◆ WORK TO COMPLETE: Copy every line of the data in which the word "will" occurs.

◆ RECORDS FOR THIS EXERCISE:

=-=-=-=-=

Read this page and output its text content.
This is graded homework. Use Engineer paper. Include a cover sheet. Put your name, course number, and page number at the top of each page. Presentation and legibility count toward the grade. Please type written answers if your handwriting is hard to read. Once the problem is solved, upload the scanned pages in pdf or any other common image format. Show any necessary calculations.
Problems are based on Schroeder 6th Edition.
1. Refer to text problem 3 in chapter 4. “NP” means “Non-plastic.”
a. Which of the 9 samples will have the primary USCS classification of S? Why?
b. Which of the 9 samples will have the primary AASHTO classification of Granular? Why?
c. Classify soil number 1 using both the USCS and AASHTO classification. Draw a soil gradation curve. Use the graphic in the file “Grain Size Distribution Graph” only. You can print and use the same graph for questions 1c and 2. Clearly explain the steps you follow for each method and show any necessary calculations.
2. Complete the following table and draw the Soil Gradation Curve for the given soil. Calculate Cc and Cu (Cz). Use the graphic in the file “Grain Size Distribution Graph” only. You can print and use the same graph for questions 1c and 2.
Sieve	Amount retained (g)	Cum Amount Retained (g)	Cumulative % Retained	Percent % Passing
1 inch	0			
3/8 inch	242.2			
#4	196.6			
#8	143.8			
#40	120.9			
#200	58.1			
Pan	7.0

=-=-=-=-=

◆ REPLY:
a. Which of the 9 samples will have the primary USCS classification of S? Why?
b. Which of the 9 samples will have the primary AASHTO classification of Granular? Why?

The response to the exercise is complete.